== What needs to be done ==
Print all records exactly, leaving nothing out.

───── Given data

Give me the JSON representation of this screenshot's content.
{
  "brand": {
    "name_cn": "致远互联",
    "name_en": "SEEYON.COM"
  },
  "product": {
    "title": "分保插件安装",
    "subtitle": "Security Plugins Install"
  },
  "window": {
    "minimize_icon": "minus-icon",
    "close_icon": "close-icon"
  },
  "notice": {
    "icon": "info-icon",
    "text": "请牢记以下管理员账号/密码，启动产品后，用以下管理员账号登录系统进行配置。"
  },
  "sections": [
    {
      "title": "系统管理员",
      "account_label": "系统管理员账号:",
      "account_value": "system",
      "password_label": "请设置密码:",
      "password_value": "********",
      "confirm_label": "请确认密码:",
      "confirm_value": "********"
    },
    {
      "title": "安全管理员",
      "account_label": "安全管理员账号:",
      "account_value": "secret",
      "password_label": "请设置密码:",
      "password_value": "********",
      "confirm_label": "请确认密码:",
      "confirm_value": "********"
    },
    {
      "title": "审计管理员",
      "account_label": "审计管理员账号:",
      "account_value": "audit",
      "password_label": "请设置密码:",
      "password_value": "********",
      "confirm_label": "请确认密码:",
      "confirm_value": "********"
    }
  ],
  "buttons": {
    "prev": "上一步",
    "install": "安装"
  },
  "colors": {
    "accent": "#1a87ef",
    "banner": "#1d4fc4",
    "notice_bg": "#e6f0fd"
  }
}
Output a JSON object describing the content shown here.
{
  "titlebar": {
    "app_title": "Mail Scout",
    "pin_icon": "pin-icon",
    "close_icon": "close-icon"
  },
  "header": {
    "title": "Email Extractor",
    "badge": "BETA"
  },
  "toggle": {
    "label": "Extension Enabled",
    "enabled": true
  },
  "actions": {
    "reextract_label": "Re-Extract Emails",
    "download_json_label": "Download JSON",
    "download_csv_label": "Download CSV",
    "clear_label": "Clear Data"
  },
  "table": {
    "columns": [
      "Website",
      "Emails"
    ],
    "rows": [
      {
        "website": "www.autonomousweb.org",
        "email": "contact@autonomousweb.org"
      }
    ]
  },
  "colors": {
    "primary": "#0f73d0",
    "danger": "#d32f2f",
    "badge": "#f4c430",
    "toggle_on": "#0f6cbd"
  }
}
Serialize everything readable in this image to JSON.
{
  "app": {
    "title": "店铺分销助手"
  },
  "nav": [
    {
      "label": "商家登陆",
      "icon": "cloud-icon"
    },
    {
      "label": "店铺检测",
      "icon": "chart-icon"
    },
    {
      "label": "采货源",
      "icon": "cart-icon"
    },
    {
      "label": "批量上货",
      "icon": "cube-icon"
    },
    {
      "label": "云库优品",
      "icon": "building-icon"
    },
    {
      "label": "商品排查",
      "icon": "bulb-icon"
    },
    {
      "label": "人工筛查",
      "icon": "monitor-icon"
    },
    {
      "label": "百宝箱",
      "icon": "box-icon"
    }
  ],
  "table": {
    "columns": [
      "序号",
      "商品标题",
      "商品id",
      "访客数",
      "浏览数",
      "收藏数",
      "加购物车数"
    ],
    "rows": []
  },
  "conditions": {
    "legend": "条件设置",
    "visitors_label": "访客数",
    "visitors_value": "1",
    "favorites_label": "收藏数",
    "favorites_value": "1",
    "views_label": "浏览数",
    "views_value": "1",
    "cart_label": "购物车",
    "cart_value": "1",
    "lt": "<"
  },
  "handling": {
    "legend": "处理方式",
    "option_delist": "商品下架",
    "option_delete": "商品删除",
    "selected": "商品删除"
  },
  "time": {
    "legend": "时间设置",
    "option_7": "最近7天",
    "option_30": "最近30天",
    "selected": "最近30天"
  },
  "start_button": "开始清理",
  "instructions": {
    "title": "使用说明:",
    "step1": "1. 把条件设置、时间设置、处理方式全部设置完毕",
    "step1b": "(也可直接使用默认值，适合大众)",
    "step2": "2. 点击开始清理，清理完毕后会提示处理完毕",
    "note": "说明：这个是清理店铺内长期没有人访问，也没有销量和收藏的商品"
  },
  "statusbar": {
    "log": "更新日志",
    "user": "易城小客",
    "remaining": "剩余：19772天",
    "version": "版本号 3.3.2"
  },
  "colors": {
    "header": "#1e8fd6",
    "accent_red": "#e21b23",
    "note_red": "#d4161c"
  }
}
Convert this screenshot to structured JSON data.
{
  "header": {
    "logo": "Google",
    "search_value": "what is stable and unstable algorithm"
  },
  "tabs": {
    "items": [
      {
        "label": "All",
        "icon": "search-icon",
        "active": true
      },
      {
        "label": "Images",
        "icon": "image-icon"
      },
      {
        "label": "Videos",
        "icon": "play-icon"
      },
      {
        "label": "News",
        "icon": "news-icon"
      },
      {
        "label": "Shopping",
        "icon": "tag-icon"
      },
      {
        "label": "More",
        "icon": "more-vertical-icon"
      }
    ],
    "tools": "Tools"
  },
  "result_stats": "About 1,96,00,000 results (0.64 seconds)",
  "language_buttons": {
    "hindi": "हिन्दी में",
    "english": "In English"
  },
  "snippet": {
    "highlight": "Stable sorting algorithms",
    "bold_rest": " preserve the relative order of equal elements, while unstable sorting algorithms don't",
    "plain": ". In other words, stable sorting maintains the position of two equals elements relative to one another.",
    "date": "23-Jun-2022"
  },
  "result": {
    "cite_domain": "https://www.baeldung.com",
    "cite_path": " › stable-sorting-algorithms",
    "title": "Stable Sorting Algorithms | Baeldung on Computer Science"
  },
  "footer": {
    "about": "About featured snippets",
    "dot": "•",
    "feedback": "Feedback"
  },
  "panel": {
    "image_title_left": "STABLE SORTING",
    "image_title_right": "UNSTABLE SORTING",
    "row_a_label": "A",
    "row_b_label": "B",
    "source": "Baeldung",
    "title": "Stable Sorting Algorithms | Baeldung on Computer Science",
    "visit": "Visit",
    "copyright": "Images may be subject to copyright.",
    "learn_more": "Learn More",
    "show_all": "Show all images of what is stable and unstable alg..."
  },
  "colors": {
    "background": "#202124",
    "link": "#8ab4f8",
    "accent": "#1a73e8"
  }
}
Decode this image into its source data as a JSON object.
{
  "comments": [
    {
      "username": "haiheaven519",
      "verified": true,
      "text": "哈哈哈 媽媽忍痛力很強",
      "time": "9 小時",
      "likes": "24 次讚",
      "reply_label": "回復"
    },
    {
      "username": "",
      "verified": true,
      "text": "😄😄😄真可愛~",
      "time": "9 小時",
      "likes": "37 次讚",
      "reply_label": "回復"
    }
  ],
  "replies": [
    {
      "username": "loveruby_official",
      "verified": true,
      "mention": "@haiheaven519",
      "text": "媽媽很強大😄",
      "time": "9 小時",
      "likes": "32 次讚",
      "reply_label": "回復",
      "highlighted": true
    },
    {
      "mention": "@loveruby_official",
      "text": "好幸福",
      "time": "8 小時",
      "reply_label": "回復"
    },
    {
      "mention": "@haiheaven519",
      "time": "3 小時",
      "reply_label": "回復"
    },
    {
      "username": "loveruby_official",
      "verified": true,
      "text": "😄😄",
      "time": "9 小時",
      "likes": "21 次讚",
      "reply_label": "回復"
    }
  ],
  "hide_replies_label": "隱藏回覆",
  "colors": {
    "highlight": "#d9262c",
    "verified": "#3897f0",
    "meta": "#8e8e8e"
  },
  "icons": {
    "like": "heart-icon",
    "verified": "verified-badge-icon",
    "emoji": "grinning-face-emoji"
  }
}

──────────

== Expected answer ==
Give me the JSON representation of this screenshot's content.
{
  "brand": {
    "name_cn": "致远互联",
    "name_en": "SEEYON.COM"
  },
  "product": {
    "title": "分保插件安装",
    "subtitle": "Security Plugins Install"
  },
  "window": {
    "minimize_icon": "minus-icon",
    "close_icon": "close-icon"
  },
  "notice": {
    "icon": "info-icon",
    "text": "请牢记以下管理员账号/密码，启动产品后，用以下管理员账号登录系统进行配置。"
  },
  "sections": [
    {
      "title": "系统管理员",
      "account_label": "系统管理员账号:",
      "account_value": "system",
      "password_label": "请设置密码:",
      "password_value": "********",
      "confirm_label": "请确认密码:",
      "confirm_value": "********"
    },
    {
      "title": "安全管理员",
      "account_label": "安全管理员账号:",
      "account_value": "secret",
      "password_label": "请设置密码:",
      "password_value": "********",
      "confirm_label": "请确认密码:",
      "confirm_value": "********"
    },
    {
      "title": "审计管理员",
      "account_label": "审计管理员账号:",
      "account_value": "audit",
      "password_label": "请设置密码:",
      "password_value": "********",
      "confirm_label": "请确认密码:",
      "confirm_value": "********"
    }
  ],
  "buttons": {
    "prev": "上一步",
    "install": "安装"
  },
  "colors": {
    "accent": "#1a87ef",
    "banner": "#1d4fc4",
    "notice_bg": "#e6f0fd"
  }
}
Output a JSON object describing the content shown here.
{
  "titlebar": {
    "app_title": "Mail Scout",
    "pin_icon": "pin-icon",
    "close_icon": "close-icon"
  },
  "header": {
    "title": "Email Extractor",
    "badge": "BETA"
  },
  "toggle": {
    "label": "Extension Enabled",
    "enabled": true
  },
  "actions": {
    "reextract_label": "Re-Extract Emails",
    "download_json_label": "Download JSON",
    "download_csv_label": "Download CSV",
    "clear_label": "Clear Data"
  },
  "table": {
    "columns": [
      "Website",
      "Emails"
    ],
    "rows": [
      {
        "website": "www.autonomousweb.org",
        "email": "contact@autonomousweb.org"
      }
    ]
  },
  "colors": {
    "primary": "#0f73d0",
    "danger": "#d32f2f",
    "badge": "#f4c430",
    "toggle_on": "#0f6cbd"
  }
}
Serialize everything readable in this image to JSON.
{
  "app": {
    "title": "店铺分销助手"
  },
  "nav": [
    {
      "label": "商家登陆",
      "icon": "cloud-icon"
    },
    {
      "label": "店铺检测",
      "icon": "chart-icon"
    },
    {
      "label": "采货源",
      "icon": "cart-icon"
    },
    {
      "label": "批量上货",
      "icon": "cube-icon"
    },
    {
      "label": "云库优品",
      "icon": "building-icon"
    },
    {
      "label": "商品排查",
      "icon": "bulb-icon"
    },
    {
      "label": "人工筛查",
      "icon": "monitor-icon"
    },
    {
      "label": "百宝箱",
      "icon": "box-icon"
    }
  ],
  "table": {
    "columns": [
      "序号",
      "商品标题",
      "商品id",
      "访客数",
      "浏览数",
      "收藏数",
      "加购物车数"
    ],
    "rows": []
  },
  "conditions": {
    "legend": "条件设置",
    "visitors_label": "访客数",
    "visitors_value": "1",
    "favorites_label": "收藏数",
    "favorites_value": "1",
    "views_label": "浏览数",
    "views_value": "1",
    "cart_label": "购物车",
    "cart_value": "1",
    "lt": "<"
  },
  "handling": {
    "legend": "处理方式",
    "option_delist": "商品下架",
    "option_delete": "商品删除",
    "selected": "商品删除"
  },
  "time": {
    "legend": "时间设置",
    "option_7": "最近7天",
    "option_30": "最近30天",
    "selected": "最近30天"
  },
  "start_button": "开始清理",
  "instructions": {
    "title": "使用说明:",
    "step1": "1. 把条件设置、时间设置、处理方式全部设置完毕",
    "step1b": "(也可直接使用默认值，适合大众)",
    "step2": "2. 点击开始清理，清理完毕后会提示处理完毕",
    "note": "说明：这个是清理店铺内长期没有人访问，也没有销量和收藏的商品"
  },
  "statusbar": {
    "log": "更新日志",
    "user": "易城小客",
    "remaining": "剩余：19772天",
    "version": "版本号 3.3.2"
  },
  "colors": {
    "header": "#1e8fd6",
    "accent_red": "#e21b23",
    "note_red": "#d4161c"
  }
}
Convert this screenshot to structured JSON data.
{
  "header": {
    "logo": "Google",
    "search_value": "what is stable and unstable algorithm"
  },
  "tabs": {
    "items": [
      {
        "label": "All",
        "icon": "search-icon",
        "active": true
      },
      {
        "label": "Images",
        "icon": "image-icon"
      },
      {
        "label": "Videos",
        "icon": "play-icon"
      },
      {
        "label": "News",
        "icon": "news-icon"
      },
      {
        "label": "Shopping",
        "icon": "tag-icon"
      },
      {
        "label": "More",
        "icon": "more-vertical-icon"
      }
    ],
    "tools": "Tools"
  },
  "result_stats": "About 1,96,00,000 results (0.64 seconds)",
  "language_buttons": {
    "hindi": "हिन्दी में",
    "english": "In English"
  },
  "snippet": {
    "highlight": "Stable sorting algorithms",
    "bold_rest": " preserve the relative order of equal elements, while unstable sorting algorithms don't",
    "plain": ". In other words, stable sorting maintains the position of two equals elements relative to one another.",
    "date": "23-Jun-2022"
  },
  "result": {
    "cite_domain": "https://www.baeldung.com",
    "cite_path": " › stable-sorting-algorithms",
    "title": "Stable Sorting Algorithms | Baeldung on Computer Science"
  },
  "footer": {
    "about": "About featured snippets",
    "dot": "•",
    "feedback": "Feedback"
  },
  "panel": {
    "image_title_left": "STABLE SORTING",
    "image_title_right": "UNSTABLE SORTING",
    "row_a_label": "A",
    "row_b_label": "B",
    "source": "Baeldung",
    "title": "Stable Sorting Algorithms | Baeldung on Computer Science",
    "visit": "Visit",
    "copyright": "Images may be subject to copyright.",
    "learn_more": "Learn More",
    "show_all": "Show all images of what is stable and unstable alg..."
  },
  "colors": {
    "background": "#202124",
    "link": "#8ab4f8",
    "accent": "#1a73e8"
  }
}
Decode this image into its source data as a JSON object.
{
  "comments": [
    {
      "username": "haiheaven519",
      "verified": true,
      "text": "哈哈哈 媽媽忍痛力很強",
      "time": "9 小時",
      "likes": "24 次讚",
      "reply_label": "回復"
    },
    {
      "username": "",
      "verified": true,
      "text": "😄😄😄真可愛~",
      "time": "9 小時",
      "likes": "37 次讚",
      "reply_label": "回復"
    }
  ],
  "replies": [
    {
      "username": "loveruby_official",
      "verified": true,
      "mention": "@haiheaven519",
      "text": "媽媽很強大😄",
      "time": "9 小時",
      "likes": "32 次讚",
      "reply_label": "回復",
      "highlighted": true
    },
    {
      "mention": "@loveruby_official",
      "text": "好幸福",
      "time": "8 小時",
      "reply_label": "回復"
    },
    {
      "mention": "@haiheaven519",
      "time": "3 小時",
      "reply_label": "回復"
    },
    {
      "username": "loveruby_official",
      "verified": true,
      "text": "😄😄",
      "time": "9 小時",
      "likes": "21 次讚",
      "reply_label": "回復"
    }
  ],
  "hide_replies_label": "隱藏回覆",
  "colors": {
    "highlight": "#d9262c",
    "verified": "#3897f0",
    "meta": "#8e8e8e"
  },
  "icons": {
    "like": "heart-icon",
    "verified": "verified-badge-icon",
    "emoji": "grinning-face-emoji"
  }
}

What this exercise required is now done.